# Rows:
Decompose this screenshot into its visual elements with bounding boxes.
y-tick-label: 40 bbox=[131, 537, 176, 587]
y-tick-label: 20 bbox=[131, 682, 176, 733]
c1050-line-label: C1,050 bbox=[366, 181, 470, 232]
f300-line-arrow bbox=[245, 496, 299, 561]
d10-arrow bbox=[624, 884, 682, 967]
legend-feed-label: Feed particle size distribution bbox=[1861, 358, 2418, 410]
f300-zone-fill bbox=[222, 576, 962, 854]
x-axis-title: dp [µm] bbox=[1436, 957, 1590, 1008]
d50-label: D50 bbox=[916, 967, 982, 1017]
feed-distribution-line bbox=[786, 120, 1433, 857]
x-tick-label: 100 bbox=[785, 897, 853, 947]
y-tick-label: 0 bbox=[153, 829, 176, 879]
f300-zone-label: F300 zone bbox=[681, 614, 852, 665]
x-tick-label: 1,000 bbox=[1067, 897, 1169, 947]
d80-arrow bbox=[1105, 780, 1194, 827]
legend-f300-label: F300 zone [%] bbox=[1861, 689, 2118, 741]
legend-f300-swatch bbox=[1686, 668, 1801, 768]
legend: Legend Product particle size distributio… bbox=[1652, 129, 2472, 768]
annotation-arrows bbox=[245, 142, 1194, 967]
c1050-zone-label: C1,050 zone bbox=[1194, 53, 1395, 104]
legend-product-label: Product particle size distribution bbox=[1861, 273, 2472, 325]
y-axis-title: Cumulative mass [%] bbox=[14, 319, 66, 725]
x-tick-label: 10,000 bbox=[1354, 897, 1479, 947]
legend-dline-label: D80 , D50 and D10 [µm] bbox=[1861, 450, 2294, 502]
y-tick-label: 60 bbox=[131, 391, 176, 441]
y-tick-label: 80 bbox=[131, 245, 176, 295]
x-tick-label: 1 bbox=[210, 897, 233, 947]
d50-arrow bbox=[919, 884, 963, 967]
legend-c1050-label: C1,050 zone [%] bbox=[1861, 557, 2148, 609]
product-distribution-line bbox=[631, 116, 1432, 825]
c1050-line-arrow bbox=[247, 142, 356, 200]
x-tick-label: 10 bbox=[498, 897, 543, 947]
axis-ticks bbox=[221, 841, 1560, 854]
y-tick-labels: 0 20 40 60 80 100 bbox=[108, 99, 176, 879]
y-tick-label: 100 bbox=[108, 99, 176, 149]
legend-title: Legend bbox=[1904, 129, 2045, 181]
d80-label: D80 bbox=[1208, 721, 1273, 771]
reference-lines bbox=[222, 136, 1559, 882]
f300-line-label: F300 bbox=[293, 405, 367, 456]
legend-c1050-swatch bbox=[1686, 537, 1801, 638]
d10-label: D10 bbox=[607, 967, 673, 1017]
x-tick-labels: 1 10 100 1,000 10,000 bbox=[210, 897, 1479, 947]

# Directive:
Can you render all the material above as a Markdown table with a Row column and a Material line column, numbering each line and leaving out blank lines?

# The output:
| Row | Material line |
|---|---|
| 1 | Decompose this screenshot into its visual elements with bounding boxes. |
| 2 | y-tick-label: 40 bbox=[131, 537, 176, 587] |
| 3 | y-tick-label: 20 bbox=[131, 682, 176, 733] |
| 4 | c1050-line-label: C1,050 bbox=[366, 181, 470, 232] |
| 5 | f300-line-arrow bbox=[245, 496, 299, 561] |
| 6 | d10-arrow bbox=[624, 884, 682, 967] |
| 7 | legend-feed-label: Feed particle size distribution bbox=[1861, 358, 2418, 410] |
| 8 | f300-zone-fill bbox=[222, 576, 962, 854] |
| 9 | x-axis-title: dp [µm] bbox=[1436, 957, 1590, 1008] |
| 10 | d50-label: D50 bbox=[916, 967, 982, 1017] |
| 11 | feed-distribution-line bbox=[786, 120, 1433, 857] |
| 12 | x-tick-label: 100 bbox=[785, 897, 853, 947] |
| 13 | y-tick-label: 0 bbox=[153, 829, 176, 879] |
| 14 | f300-zone-label: F300 zone bbox=[681, 614, 852, 665] |
| 15 | x-tick-label: 1,000 bbox=[1067, 897, 1169, 947] |
| 16 | d80-arrow bbox=[1105, 780, 1194, 827] |
| 17 | legend-f300-label: F300 zone [%] bbox=[1861, 689, 2118, 741] |
| 18 | legend-f300-swatch bbox=[1686, 668, 1801, 768] |
| 19 | legend: Legend Product particle size distributio… bbox=[1652, 129, 2472, 768] |
| 20 | annotation-arrows bbox=[245, 142, 1194, 967] |
| 21 | c1050-zone-label: C1,050 zone bbox=[1194, 53, 1395, 104] |
| 22 | legend-product-label: Product particle size distribution bbox=[1861, 273, 2472, 325] |
| 23 | y-axis-title: Cumulative mass [%] bbox=[14, 319, 66, 725] |
| 24 | x-tick-label: 10,000 bbox=[1354, 897, 1479, 947] |
| 25 | legend-dline-label: D80 , D50 and D10 [µm] bbox=[1861, 450, 2294, 502] |
| 26 | y-tick-label: 60 bbox=[131, 391, 176, 441] |
| 27 | y-tick-label: 80 bbox=[131, 245, 176, 295] |
| 28 | x-tick-label: 1 bbox=[210, 897, 233, 947] |
| 29 | d50-arrow bbox=[919, 884, 963, 967] |
| 30 | legend-c1050-label: C1,050 zone [%] bbox=[1861, 557, 2148, 609] |
| 31 | product-distribution-line bbox=[631, 116, 1432, 825] |
| 32 | c1050-line-arrow bbox=[247, 142, 356, 200] |
| 33 | x-tick-label: 10 bbox=[498, 897, 543, 947] |
| 34 | axis-ticks bbox=[221, 841, 1560, 854] |
| 35 | y-tick-labels: 0 20 40 60 80 100 bbox=[108, 99, 176, 879] |
| 36 | y-tick-label: 100 bbox=[108, 99, 176, 149] |
| 37 | legend-title: Legend bbox=[1904, 129, 2045, 181] |
| 38 | d80-label: D80 bbox=[1208, 721, 1273, 771] |
| 39 | reference-lines bbox=[222, 136, 1559, 882] |
| 40 | f300-line-label: F300 bbox=[293, 405, 367, 456] |
| 41 | legend-c1050-swatch bbox=[1686, 537, 1801, 638] |
| 42 | d10-label: D10 bbox=[607, 967, 673, 1017] |
| 43 | x-tick-labels: 1 10 100 1,000 10,000 bbox=[210, 897, 1479, 947] |